--- Given data ---
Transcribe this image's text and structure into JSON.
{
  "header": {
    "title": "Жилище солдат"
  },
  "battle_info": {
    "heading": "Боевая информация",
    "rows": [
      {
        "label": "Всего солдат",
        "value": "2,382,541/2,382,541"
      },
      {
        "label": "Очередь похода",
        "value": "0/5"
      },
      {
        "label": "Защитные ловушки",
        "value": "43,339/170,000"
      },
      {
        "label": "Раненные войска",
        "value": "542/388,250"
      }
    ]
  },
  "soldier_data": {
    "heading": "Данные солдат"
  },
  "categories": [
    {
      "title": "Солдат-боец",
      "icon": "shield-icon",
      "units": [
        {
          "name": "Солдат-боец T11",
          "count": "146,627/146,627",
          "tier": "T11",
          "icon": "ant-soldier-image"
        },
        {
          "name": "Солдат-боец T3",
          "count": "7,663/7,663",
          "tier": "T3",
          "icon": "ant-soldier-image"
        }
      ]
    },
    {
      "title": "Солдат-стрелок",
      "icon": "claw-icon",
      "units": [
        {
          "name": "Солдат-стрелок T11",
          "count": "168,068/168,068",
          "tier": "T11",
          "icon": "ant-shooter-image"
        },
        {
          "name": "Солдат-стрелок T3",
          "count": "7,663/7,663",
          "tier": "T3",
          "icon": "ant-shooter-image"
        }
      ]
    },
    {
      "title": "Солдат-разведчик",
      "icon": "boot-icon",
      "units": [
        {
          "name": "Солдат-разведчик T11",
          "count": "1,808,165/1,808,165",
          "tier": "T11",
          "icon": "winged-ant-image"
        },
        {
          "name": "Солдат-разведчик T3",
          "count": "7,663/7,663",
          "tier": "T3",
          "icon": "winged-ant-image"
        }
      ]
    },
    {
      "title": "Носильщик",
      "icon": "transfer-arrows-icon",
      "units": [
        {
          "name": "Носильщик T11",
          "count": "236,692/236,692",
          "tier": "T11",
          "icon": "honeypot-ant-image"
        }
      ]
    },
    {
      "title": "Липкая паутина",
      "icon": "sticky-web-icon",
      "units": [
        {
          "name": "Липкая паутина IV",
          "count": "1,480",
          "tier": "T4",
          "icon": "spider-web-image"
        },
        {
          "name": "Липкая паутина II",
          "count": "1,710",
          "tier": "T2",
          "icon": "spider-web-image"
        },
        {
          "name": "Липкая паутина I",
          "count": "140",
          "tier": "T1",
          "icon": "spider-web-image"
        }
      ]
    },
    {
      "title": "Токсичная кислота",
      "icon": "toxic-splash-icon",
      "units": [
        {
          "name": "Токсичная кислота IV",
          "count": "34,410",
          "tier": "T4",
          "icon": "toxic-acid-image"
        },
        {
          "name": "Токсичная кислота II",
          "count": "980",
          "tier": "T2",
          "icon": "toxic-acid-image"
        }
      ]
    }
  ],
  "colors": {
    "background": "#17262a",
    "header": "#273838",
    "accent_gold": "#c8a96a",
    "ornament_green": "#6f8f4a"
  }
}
---
- _The task_:
Reproduce every line above without error.

- _The answer_:
Transcribe this image's text and structure into JSON.
{
  "header": {
    "title": "Жилище солдат"
  },
  "battle_info": {
    "heading": "Боевая информация",
    "rows": [
      {
        "label": "Всего солдат",
        "value": "2,382,541/2,382,541"
      },
      {
        "label": "Очередь похода",
        "value": "0/5"
      },
      {
        "label": "Защитные ловушки",
        "value": "43,339/170,000"
      },
      {
        "label": "Раненные войска",
        "value": "542/388,250"
      }
    ]
  },
  "soldier_data": {
    "heading": "Данные солдат"
  },
  "categories": [
    {
      "title": "Солдат-боец",
      "icon": "shield-icon",
      "units": [
        {
          "name": "Солдат-боец T11",
          "count": "146,627/146,627",
          "tier": "T11",
          "icon": "ant-soldier-image"
        },
        {
          "name": "Солдат-боец T3",
          "count": "7,663/7,663",
          "tier": "T3",
          "icon": "ant-soldier-image"
        }
      ]
    },
    {
      "title": "Солдат-стрелок",
      "icon": "claw-icon",
      "units": [
        {
          "name": "Солдат-стрелок T11",
          "count": "168,068/168,068",
          "tier": "T11",
          "icon": "ant-shooter-image"
        },
        {
          "name": "Солдат-стрелок T3",
          "count": "7,663/7,663",
          "tier": "T3",
          "icon": "ant-shooter-image"
        }
      ]
    },
    {
      "title": "Солдат-разведчик",
      "icon": "boot-icon",
      "units": [
        {
          "name": "Солдат-разведчик T11",
          "count": "1,808,165/1,808,165",
          "tier": "T11",
          "icon": "winged-ant-image"
        },
        {
          "name": "Солдат-разведчик T3",
          "count": "7,663/7,663",
          "tier": "T3",
          "icon": "winged-ant-image"
        }
      ]
    },
    {
      "title": "Носильщик",
      "icon": "transfer-arrows-icon",
      "units": [
        {
          "name": "Носильщик T11",
          "count": "236,692/236,692",
          "tier": "T11",
          "icon": "honeypot-ant-image"
        }
      ]
    },
    {
      "title": "Липкая паутина",
      "icon": "sticky-web-icon",
      "units": [
        {
          "name": "Липкая паутина IV",
          "count": "1,480",
          "tier": "T4",
          "icon": "spider-web-image"
        },
        {
          "name": "Липкая паутина II",
          "count": "1,710",
          "tier": "T2",
          "icon": "spider-web-image"
        },
        {
          "name": "Липкая паутина I",
          "count": "140",
          "tier": "T1",
          "icon": "spider-web-image"
        }
      ]
    },
    {
      "title": "Токсичная кислота",
      "icon": "toxic-splash-icon",
      "units": [
        {
          "name": "Токсичная кислота IV",
          "count": "34,410",
          "tier": "T4",
          "icon": "toxic-acid-image"
        },
        {
          "name": "Токсичная кислота II",
          "count": "980",
          "tier": "T2",
          "icon": "toxic-acid-image"
        }
      ]
    }
  ],
  "colors": {
    "background": "#17262a",
    "header": "#273838",
    "accent_gold": "#c8a96a",
    "ornament_green": "#6f8f4a"
  }
}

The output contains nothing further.